▶ CHALLENGE
Every line that contains the word "建设项目环境影响报告表" should be copied out.

▶ DATA FOR THE TASK
···
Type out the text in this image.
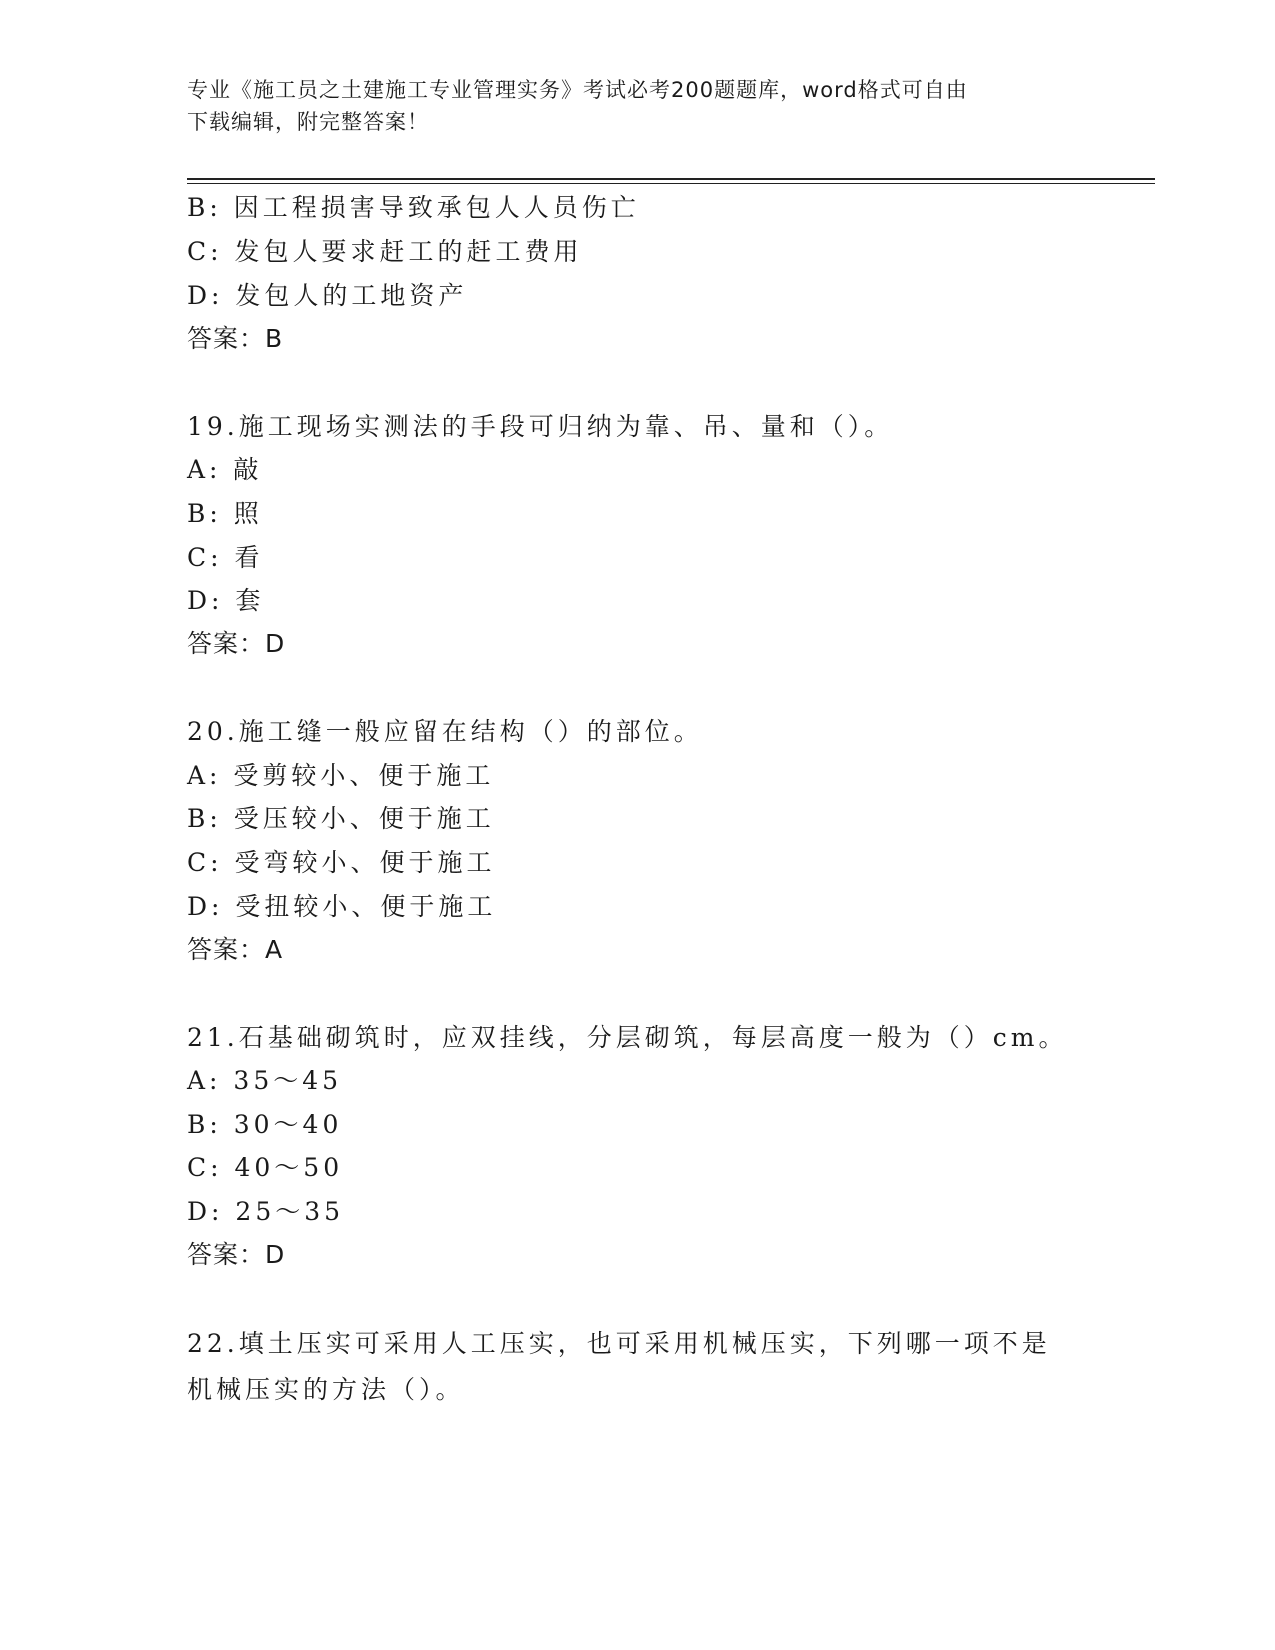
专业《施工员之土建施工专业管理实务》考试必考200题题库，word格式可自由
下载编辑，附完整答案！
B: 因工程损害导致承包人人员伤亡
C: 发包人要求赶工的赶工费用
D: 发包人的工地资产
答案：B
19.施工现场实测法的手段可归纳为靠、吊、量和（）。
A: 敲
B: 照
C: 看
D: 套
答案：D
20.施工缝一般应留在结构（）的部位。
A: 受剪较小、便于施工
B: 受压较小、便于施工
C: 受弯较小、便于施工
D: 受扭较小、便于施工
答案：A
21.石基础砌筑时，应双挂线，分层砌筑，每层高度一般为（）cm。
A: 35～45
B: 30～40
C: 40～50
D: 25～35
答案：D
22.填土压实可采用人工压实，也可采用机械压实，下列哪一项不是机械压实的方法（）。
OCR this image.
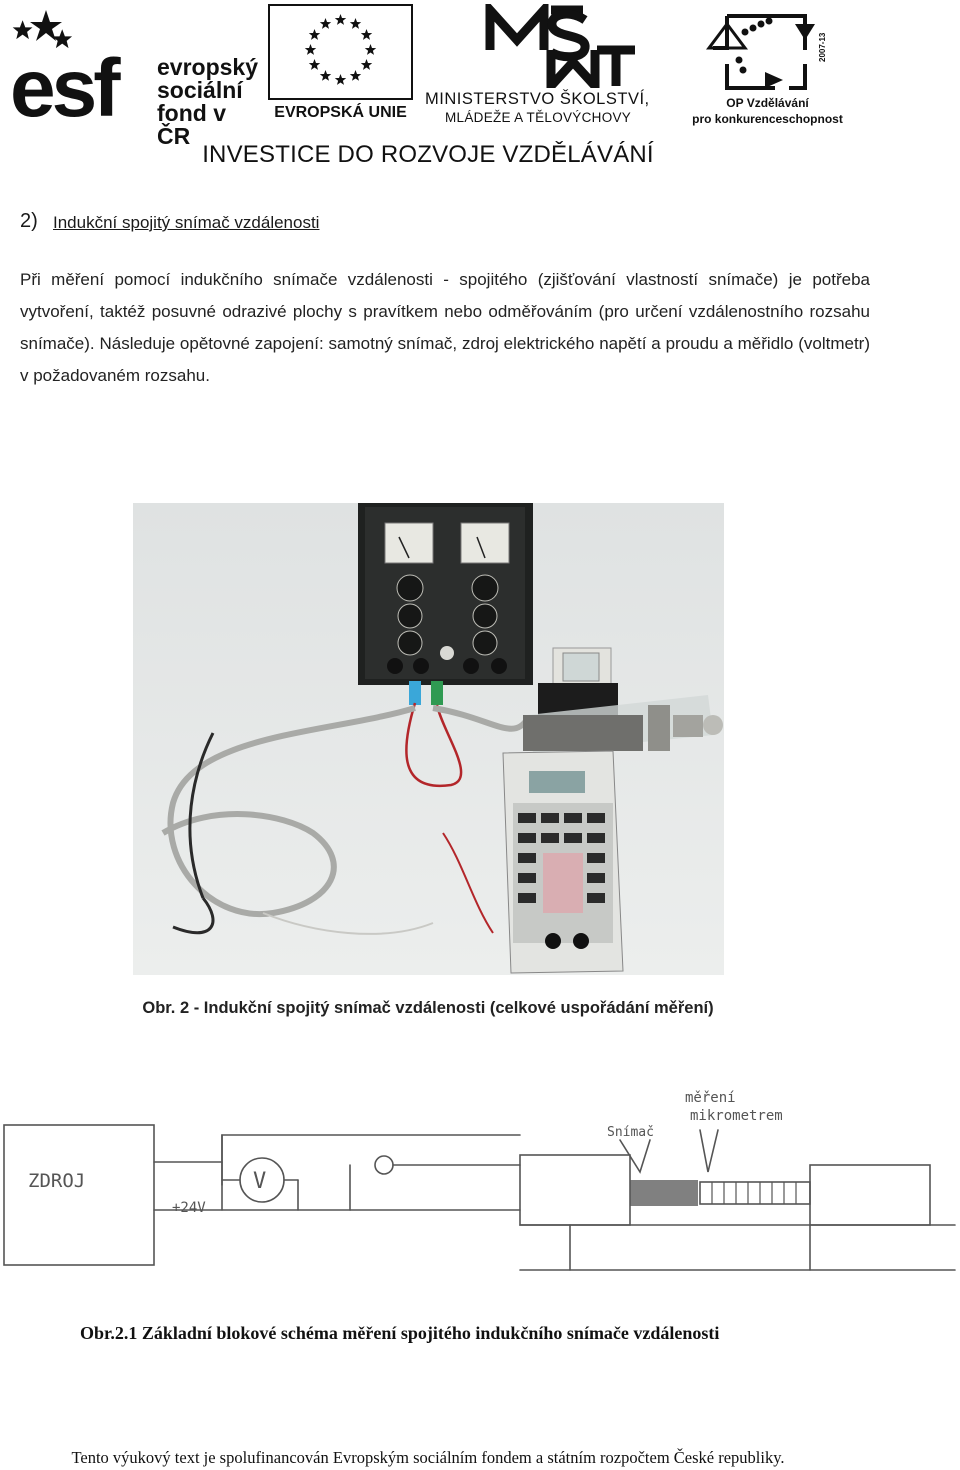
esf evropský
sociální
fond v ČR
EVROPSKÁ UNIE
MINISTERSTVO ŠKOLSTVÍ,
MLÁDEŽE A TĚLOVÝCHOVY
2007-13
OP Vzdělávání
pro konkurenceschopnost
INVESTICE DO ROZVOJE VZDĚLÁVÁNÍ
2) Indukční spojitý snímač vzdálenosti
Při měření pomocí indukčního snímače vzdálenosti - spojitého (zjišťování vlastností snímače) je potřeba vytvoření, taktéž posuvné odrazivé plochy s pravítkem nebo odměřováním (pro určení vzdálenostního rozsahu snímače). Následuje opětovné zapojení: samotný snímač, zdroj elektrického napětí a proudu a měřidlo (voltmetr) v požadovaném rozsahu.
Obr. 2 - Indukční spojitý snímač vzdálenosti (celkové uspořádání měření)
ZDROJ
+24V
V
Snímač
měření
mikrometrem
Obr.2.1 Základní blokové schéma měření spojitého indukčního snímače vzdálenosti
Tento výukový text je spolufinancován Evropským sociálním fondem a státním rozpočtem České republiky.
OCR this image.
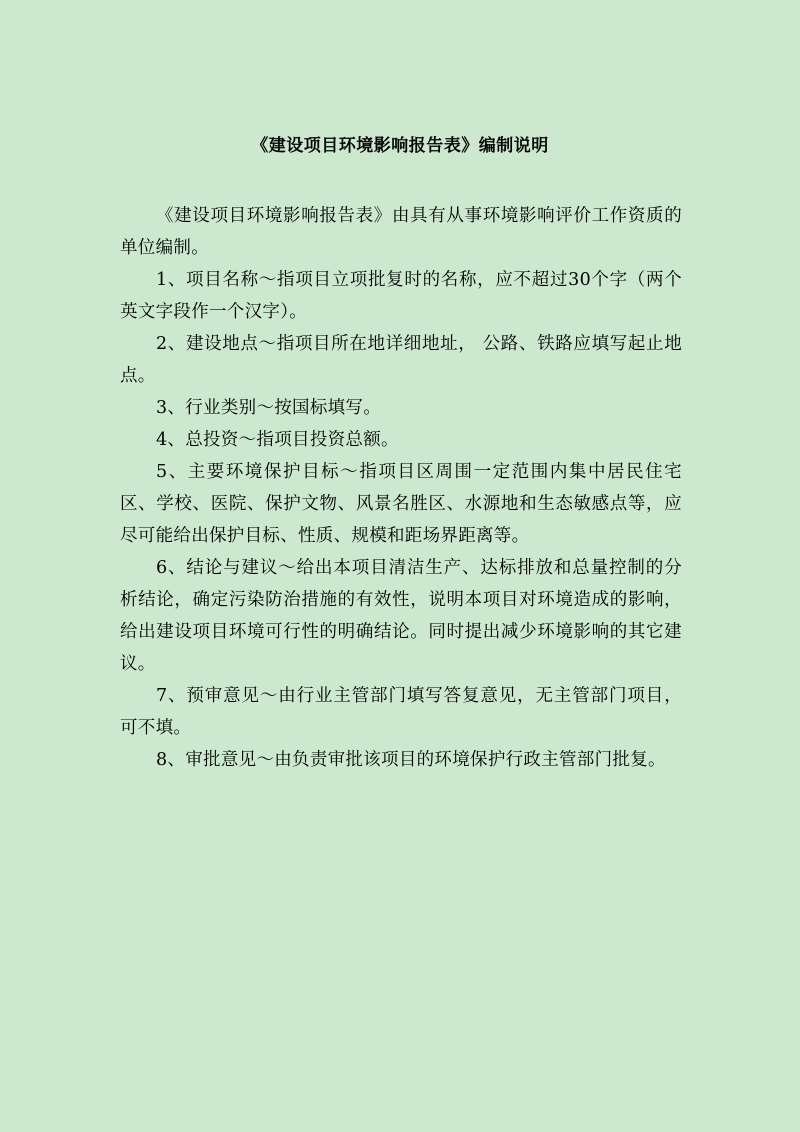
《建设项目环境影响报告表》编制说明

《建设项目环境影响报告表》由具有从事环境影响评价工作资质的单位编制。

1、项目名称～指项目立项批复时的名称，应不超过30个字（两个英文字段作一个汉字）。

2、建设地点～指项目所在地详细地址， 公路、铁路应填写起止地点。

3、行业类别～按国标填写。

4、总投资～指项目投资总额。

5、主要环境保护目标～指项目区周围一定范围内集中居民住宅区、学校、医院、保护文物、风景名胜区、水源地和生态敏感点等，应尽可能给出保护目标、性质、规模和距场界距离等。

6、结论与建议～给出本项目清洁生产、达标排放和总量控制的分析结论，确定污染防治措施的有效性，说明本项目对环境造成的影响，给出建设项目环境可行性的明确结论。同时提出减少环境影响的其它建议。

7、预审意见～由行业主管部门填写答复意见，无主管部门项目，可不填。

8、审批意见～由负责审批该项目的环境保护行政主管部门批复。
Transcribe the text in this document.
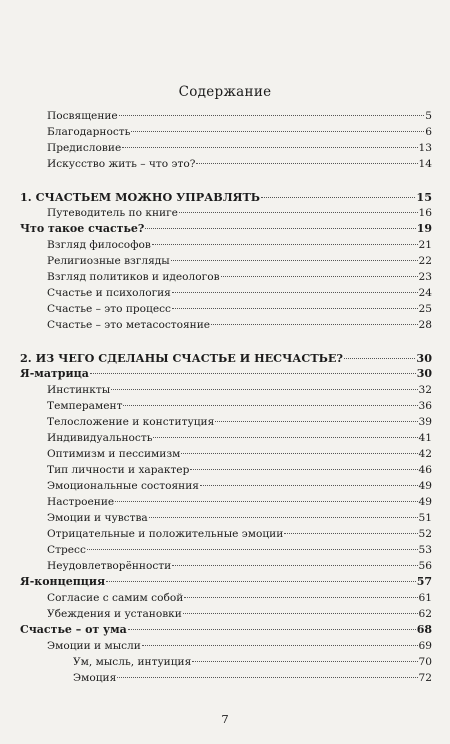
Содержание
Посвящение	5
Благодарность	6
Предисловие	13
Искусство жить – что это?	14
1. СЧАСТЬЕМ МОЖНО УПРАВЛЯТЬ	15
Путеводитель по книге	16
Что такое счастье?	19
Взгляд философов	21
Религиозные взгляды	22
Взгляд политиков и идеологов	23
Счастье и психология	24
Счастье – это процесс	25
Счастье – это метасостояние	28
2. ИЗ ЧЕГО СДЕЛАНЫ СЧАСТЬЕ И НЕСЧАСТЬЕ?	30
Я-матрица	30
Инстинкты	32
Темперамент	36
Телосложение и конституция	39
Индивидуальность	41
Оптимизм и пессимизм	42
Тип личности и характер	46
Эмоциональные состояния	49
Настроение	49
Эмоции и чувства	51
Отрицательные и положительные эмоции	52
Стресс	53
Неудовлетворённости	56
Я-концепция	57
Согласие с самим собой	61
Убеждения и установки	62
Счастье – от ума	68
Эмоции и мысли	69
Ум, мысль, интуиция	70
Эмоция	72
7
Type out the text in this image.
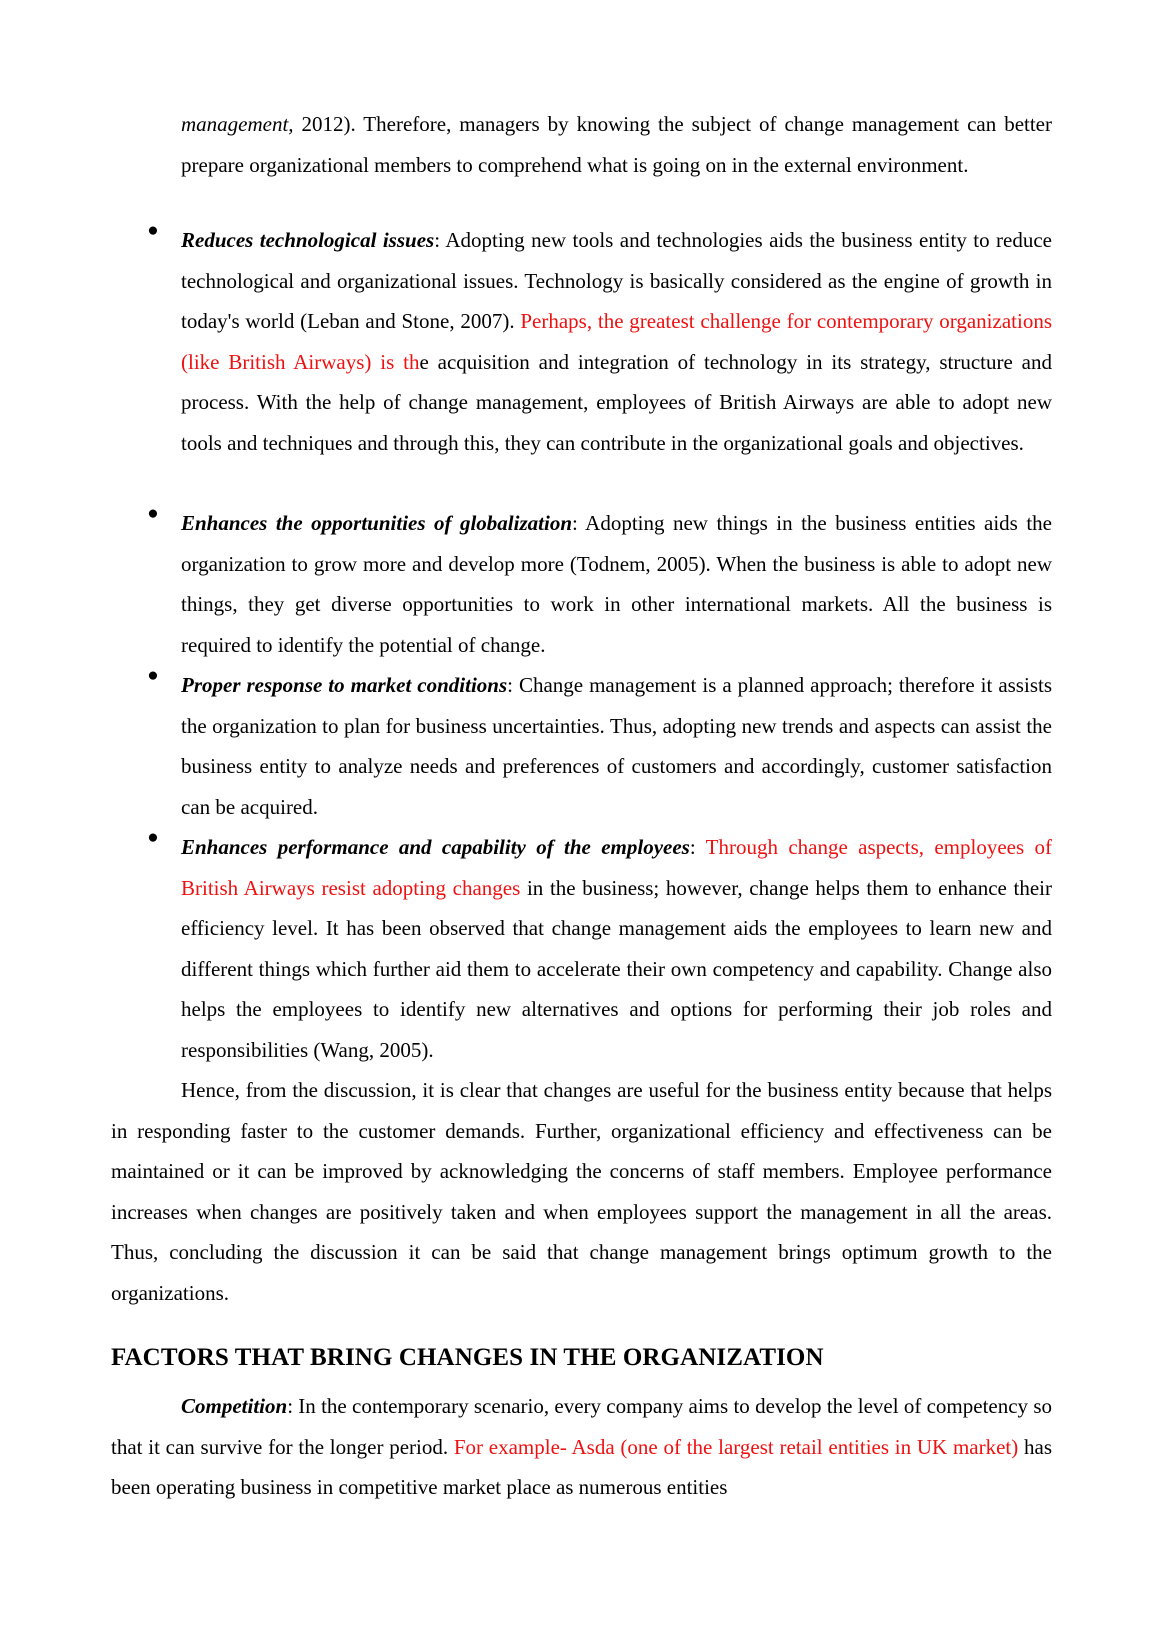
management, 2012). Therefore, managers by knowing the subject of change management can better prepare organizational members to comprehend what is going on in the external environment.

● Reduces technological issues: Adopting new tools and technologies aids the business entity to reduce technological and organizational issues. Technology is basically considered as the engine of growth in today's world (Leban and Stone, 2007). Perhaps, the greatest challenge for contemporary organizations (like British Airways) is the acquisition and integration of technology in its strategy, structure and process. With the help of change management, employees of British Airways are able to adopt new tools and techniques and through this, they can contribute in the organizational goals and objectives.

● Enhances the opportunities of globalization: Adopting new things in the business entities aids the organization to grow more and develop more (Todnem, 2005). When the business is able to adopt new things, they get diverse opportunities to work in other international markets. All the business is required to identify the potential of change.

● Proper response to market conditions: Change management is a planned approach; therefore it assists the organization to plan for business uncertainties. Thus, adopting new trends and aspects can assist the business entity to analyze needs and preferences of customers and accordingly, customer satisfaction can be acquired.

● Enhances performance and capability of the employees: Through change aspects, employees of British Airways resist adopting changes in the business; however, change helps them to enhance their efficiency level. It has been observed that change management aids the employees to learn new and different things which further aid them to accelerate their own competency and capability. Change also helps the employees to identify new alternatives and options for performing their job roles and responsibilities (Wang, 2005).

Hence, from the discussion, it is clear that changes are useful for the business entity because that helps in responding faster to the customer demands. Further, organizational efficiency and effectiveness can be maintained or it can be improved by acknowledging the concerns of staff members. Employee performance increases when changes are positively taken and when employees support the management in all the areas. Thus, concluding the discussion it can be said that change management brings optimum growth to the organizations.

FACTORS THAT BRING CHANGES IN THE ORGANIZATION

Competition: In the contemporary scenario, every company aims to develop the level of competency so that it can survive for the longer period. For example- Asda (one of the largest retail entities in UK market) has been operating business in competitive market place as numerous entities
···
▶ EXERCISE RESULT
《建设项目环境影响报告表》编制说明
《建设项目环境影响报告表》由具有从事环境影响评价工作资质的单位编制。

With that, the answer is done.